■ Task prompt
Lines before the one containing "Transcribe this image's" are excluded; reproduce that line and all lines after it in the entries below, exactly.

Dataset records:
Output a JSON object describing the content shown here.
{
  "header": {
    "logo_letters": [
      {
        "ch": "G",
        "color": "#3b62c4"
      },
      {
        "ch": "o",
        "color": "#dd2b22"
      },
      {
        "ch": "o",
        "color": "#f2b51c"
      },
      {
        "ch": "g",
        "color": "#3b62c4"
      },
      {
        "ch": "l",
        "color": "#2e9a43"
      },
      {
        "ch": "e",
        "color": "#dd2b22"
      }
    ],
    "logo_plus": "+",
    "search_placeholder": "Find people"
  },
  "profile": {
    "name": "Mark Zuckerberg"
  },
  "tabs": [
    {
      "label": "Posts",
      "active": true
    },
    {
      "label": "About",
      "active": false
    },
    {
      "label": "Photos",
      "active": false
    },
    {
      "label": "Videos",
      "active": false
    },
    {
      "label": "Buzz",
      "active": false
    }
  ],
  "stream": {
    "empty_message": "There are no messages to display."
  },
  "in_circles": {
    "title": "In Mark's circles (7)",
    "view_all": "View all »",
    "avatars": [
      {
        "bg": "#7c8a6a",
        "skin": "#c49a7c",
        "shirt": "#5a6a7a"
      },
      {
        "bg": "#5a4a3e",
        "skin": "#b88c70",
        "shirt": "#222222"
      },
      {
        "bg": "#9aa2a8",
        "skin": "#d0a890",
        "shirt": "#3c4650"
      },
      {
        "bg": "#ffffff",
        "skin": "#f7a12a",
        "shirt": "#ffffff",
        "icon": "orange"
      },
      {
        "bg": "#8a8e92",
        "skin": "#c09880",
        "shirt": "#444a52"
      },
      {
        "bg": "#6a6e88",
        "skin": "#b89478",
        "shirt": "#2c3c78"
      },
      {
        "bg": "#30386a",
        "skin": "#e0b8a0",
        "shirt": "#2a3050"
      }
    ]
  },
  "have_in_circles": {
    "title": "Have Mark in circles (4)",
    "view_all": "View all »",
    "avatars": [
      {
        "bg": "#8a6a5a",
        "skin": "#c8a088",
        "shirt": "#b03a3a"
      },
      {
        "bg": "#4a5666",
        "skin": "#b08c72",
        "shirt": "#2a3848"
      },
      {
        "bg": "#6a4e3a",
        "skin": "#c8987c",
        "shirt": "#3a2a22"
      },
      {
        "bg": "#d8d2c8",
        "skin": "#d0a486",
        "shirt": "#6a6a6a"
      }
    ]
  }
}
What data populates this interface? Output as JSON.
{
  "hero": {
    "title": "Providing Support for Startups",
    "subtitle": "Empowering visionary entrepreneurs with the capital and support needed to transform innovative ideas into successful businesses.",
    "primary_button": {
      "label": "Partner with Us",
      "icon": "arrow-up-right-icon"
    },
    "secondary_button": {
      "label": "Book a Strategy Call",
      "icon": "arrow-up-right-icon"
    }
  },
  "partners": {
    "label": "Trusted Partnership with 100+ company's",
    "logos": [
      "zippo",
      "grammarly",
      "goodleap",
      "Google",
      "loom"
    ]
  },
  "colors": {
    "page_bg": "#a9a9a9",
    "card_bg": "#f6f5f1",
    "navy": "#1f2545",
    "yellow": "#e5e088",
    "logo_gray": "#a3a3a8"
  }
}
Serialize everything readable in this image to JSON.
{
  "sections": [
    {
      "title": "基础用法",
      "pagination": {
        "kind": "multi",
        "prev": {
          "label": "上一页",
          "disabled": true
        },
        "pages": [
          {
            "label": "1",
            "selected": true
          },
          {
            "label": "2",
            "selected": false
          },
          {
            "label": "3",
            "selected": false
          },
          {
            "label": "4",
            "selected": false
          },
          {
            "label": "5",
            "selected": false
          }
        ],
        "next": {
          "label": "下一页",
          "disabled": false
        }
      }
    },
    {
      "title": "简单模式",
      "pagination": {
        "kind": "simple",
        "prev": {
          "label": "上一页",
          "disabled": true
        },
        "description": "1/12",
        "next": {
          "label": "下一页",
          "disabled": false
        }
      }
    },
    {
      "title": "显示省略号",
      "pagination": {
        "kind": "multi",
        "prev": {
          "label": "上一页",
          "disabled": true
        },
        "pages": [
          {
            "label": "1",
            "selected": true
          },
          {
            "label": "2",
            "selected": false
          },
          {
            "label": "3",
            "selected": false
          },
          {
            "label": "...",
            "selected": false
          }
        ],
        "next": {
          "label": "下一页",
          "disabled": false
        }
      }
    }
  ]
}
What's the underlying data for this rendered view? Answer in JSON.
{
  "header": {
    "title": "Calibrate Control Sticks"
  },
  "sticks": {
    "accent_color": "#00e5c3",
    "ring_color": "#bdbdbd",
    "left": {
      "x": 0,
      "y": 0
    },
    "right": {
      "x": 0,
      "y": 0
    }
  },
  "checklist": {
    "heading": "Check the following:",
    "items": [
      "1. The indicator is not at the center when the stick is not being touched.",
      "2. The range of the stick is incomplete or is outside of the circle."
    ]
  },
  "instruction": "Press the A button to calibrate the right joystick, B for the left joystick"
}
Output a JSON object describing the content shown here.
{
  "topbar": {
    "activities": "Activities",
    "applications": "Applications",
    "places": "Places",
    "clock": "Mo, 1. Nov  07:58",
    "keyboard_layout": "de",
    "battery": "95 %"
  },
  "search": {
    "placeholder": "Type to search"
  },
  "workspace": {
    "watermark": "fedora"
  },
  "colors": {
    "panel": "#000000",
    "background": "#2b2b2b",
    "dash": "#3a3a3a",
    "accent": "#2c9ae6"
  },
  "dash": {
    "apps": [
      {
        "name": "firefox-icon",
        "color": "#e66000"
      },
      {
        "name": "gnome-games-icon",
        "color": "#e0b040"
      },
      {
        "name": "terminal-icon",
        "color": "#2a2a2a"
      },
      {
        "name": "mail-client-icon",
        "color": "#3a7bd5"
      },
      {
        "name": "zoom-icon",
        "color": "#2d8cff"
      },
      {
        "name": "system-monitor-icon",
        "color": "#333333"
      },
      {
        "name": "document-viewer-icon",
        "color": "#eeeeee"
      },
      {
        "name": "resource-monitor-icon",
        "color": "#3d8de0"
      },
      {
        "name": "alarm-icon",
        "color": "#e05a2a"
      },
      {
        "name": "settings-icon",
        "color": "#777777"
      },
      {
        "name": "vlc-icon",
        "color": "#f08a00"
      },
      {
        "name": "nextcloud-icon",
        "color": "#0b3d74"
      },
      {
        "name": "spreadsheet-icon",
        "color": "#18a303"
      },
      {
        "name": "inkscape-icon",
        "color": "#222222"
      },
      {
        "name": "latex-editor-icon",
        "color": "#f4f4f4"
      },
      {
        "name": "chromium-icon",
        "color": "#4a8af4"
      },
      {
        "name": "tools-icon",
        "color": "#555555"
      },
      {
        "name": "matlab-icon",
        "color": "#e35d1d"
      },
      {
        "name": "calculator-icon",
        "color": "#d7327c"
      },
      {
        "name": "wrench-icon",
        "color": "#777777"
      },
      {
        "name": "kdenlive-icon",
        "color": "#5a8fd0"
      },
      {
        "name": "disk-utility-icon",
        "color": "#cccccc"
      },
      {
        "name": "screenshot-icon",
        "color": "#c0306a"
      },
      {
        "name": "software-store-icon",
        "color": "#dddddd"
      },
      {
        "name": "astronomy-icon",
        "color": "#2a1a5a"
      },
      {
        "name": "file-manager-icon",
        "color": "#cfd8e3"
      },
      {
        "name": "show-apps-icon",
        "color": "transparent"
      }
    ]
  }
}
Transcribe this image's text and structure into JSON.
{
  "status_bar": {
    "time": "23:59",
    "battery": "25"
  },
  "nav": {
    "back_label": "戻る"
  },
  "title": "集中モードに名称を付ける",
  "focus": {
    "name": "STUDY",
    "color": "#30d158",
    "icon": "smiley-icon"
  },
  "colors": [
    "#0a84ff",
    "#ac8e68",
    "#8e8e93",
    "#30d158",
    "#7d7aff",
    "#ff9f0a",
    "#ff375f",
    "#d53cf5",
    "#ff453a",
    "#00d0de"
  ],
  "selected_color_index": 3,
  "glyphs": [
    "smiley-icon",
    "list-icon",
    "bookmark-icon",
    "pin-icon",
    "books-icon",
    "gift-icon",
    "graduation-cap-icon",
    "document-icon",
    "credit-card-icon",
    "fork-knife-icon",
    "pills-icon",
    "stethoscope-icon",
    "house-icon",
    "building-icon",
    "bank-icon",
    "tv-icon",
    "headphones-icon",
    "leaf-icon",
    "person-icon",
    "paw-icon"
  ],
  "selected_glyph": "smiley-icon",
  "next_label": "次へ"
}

■ Written answer
Transcribe this image's text and structure into JSON.
{
  "status_bar": {
    "time": "23:59",
    "battery": "25"
  },
  "nav": {
    "back_label": "戻る"
  },
  "title": "集中モードに名称を付ける",
  "focus": {
    "name": "STUDY",
    "color": "#30d158",
    "icon": "smiley-icon"
  },
  "colors": [
    "#0a84ff",
    "#ac8e68",
    "#8e8e93",
    "#30d158",
    "#7d7aff",
    "#ff9f0a",
    "#ff375f",
    "#d53cf5",
    "#ff453a",
    "#00d0de"
  ],
  "selected_color_index": 3,
  "glyphs": [
    "smiley-icon",
    "list-icon",
    "bookmark-icon",
    "pin-icon",
    "books-icon",
    "gift-icon",
    "graduation-cap-icon",
    "document-icon",
    "credit-card-icon",
    "fork-knife-icon",
    "pills-icon",
    "stethoscope-icon",
    "house-icon",
    "building-icon",
    "bank-icon",
    "tv-icon",
    "headphones-icon",
    "leaf-icon",
    "person-icon",
    "paw-icon"
  ],
  "selected_glyph": "smiley-icon",
  "next_label": "次へ"
}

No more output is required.